[DIRECTIONS] Write out the records that appear below, verbatim and complete, but without pictures.

[DATA ROWS]

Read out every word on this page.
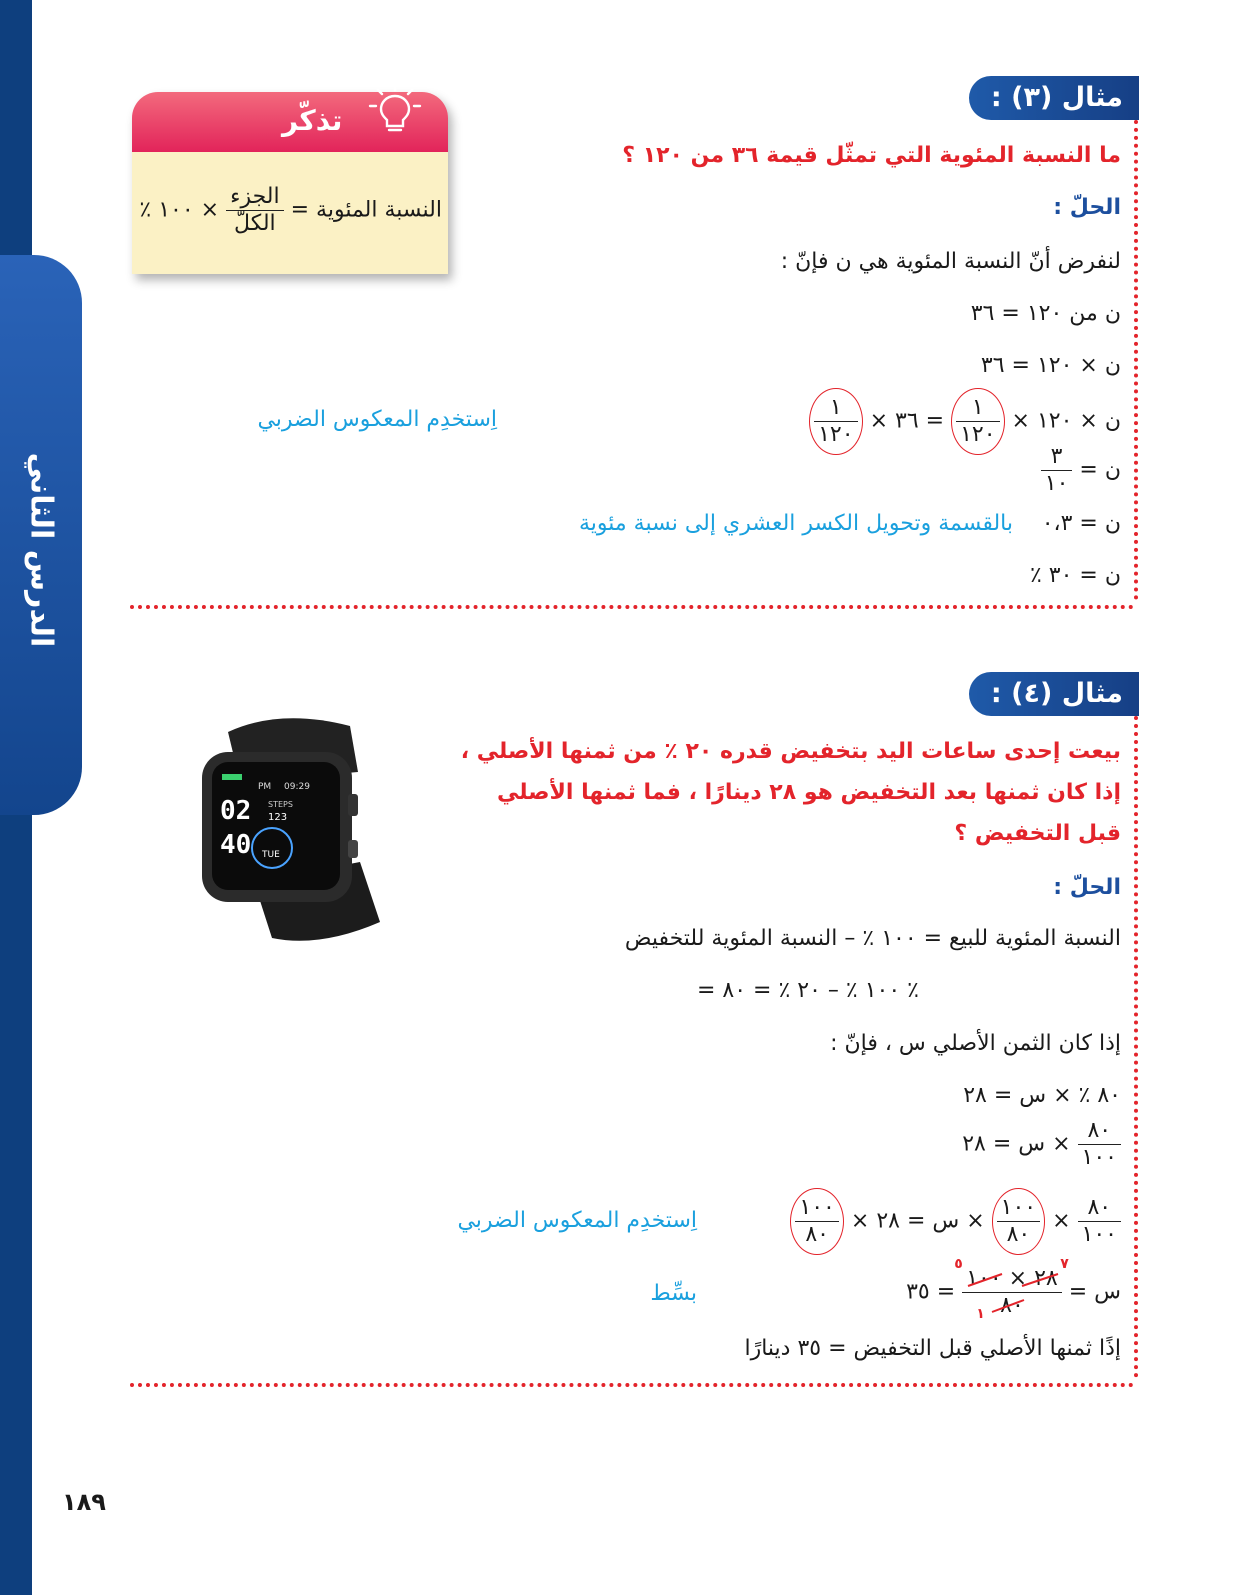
الدرس الثاني
تذكّر
النسبة المئوية =
$\frac{\text{الجزء}}{\text{الكلّ}}$
× ١٠٠ ٪
مثال (٣) :
ما النسبة المئوية التي تمثّل قيمة ٣٦ من ١٢٠ ؟
الحلّ :
لنفرض أنّ النسبة المئوية هي ن فإنّ :
ن من ١٢٠ = ٣٦
ن × ١٢٠ = ٣٦
ن × ١٢٠ ×
$\frac{١}{١٢٠}$
= ٣٦ ×
$\frac{١}{١٢٠}$
اِستخدِم المعكوس الضربي
ن =
$\frac{٣}{١٠}$
ن = ٠،٣
بالقسمة وتحويل الكسر العشري إلى نسبة مئوية
ن = ٣٠ ٪
مثال (٤) :
بيعت إحدى ساعات اليد بتخفيض قدره ٢٠ ٪ من ثمنها الأصلي ،
إذا كان ثمنها بعد التخفيض هو ٢٨ دينارًا ، فما ثمنها الأصلي
قبل التخفيض ؟
الحلّ :
النسبة المئوية للبيع = ١٠٠ ٪ – النسبة المئوية للتخفيض
= ١٠٠ ٪ – ٢٠ ٪ = ٨٠ ٪
إذا كان الثمن الأصلي س ، فإنّ :
٨٠ ٪ × س = ٢٨
$\frac{٨٠}{١٠٠}$
× س = ٢٨
$\frac{٨٠}{١٠٠}$
×
$\frac{١٠٠}{٨٠}$
× س = ٢٨ ×
$\frac{١٠٠}{٨٠}$
اِستخدِم المعكوس الضربي
س =
٢٨ × ١٠٠
٨٠
٧
٥
١
= ٣٥
بسِّط
إذًا ثمنها الأصلي قبل التخفيض = ٣٥ دينارًا
02
40
PM 09:29
STEPS
123
TUE
١٨٩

[RESULT FOR THIS EXERCISE]
Read out every word on this page.
الدرس الثاني
تذكّر
النسبة المئوية =
$\frac{\text{الجزء}}{\text{الكلّ}}$
× ١٠٠ ٪
مثال (٣) :
ما النسبة المئوية التي تمثّل قيمة ٣٦ من ١٢٠ ؟
الحلّ :
لنفرض أنّ النسبة المئوية هي ن فإنّ :
ن من ١٢٠ = ٣٦
ن × ١٢٠ = ٣٦
ن × ١٢٠ ×
$\frac{١}{١٢٠}$
= ٣٦ ×
$\frac{١}{١٢٠}$
اِستخدِم المعكوس الضربي
ن =
$\frac{٣}{١٠}$
ن = ٠،٣
بالقسمة وتحويل الكسر العشري إلى نسبة مئوية
ن = ٣٠ ٪
مثال (٤) :
بيعت إحدى ساعات اليد بتخفيض قدره ٢٠ ٪ من ثمنها الأصلي ،
إذا كان ثمنها بعد التخفيض هو ٢٨ دينارًا ، فما ثمنها الأصلي
قبل التخفيض ؟
الحلّ :
النسبة المئوية للبيع = ١٠٠ ٪ – النسبة المئوية للتخفيض
= ١٠٠ ٪ – ٢٠ ٪ = ٨٠ ٪
إذا كان الثمن الأصلي س ، فإنّ :
٨٠ ٪ × س = ٢٨
$\frac{٨٠}{١٠٠}$
× س = ٢٨
$\frac{٨٠}{١٠٠}$
×
$\frac{١٠٠}{٨٠}$
× س = ٢٨ ×
$\frac{١٠٠}{٨٠}$
اِستخدِم المعكوس الضربي
س =
٢٨ × ١٠٠
٨٠
٧
٥
١
= ٣٥
بسِّط
إذًا ثمنها الأصلي قبل التخفيض = ٣٥ دينارًا
02
40
PM 09:29
STEPS
123
TUE
١٨٩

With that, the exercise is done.